Problem to solve: Gather all lines with "name" from the records.

— start of Records shown —

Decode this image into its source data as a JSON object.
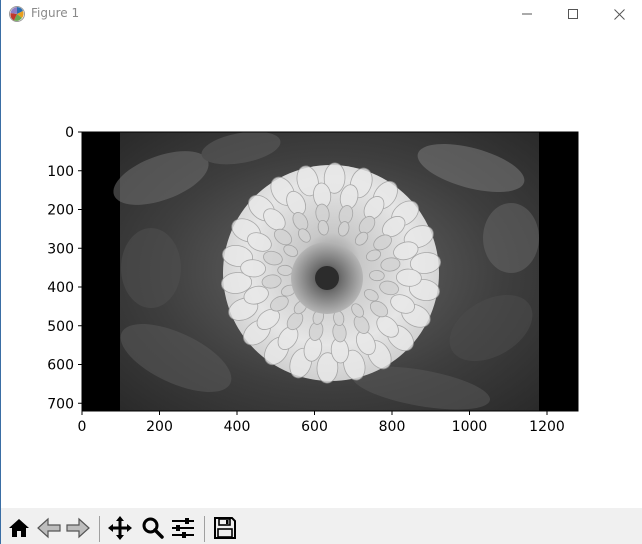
{
  "window": {
    "title": "Figure 1",
    "app_icon": "matplotlib-icon",
    "controls": [
      "minimize-icon",
      "maximize-icon",
      "close-icon"
    ]
  },
  "figure": {
    "image_description": "grayscale photograph of a dahlia flower with black padding bars on left and right",
    "image_content": "grayscale dahlia flower photo",
    "x_ticks": [
      "0",
      "200",
      "400",
      "600",
      "800",
      "1000",
      "1200"
    ],
    "y_ticks": [
      "0",
      "100",
      "200",
      "300",
      "400",
      "500",
      "600",
      "700"
    ],
    "x_tick_values": [
      0,
      200,
      400,
      600,
      800,
      1000,
      1200
    ],
    "y_tick_values": [
      0,
      100,
      200,
      300,
      400,
      500,
      600,
      700
    ],
    "x_range": [
      0,
      1280
    ],
    "y_range": [
      0,
      720
    ]
  },
  "toolbar": {
    "buttons": [
      {
        "name": "home-button",
        "icon": "home-icon"
      },
      {
        "name": "back-button",
        "icon": "back-arrow-icon"
      },
      {
        "name": "forward-button",
        "icon": "forward-arrow-icon"
      },
      {
        "name": "pan-button",
        "icon": "move-icon"
      },
      {
        "name": "zoom-button",
        "icon": "zoom-icon"
      },
      {
        "name": "configure-subplots-button",
        "icon": "sliders-icon"
      },
      {
        "name": "save-button",
        "icon": "save-icon"
      }
    ]
  }
}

— end of Records shown —

Written response:
        "name": "home-button",
        "name": "back-button",
        "name": "forward-button",
        "name": "pan-button",
        "name": "zoom-button",
        "name": "configure-subplots-button",
        "name": "save-button",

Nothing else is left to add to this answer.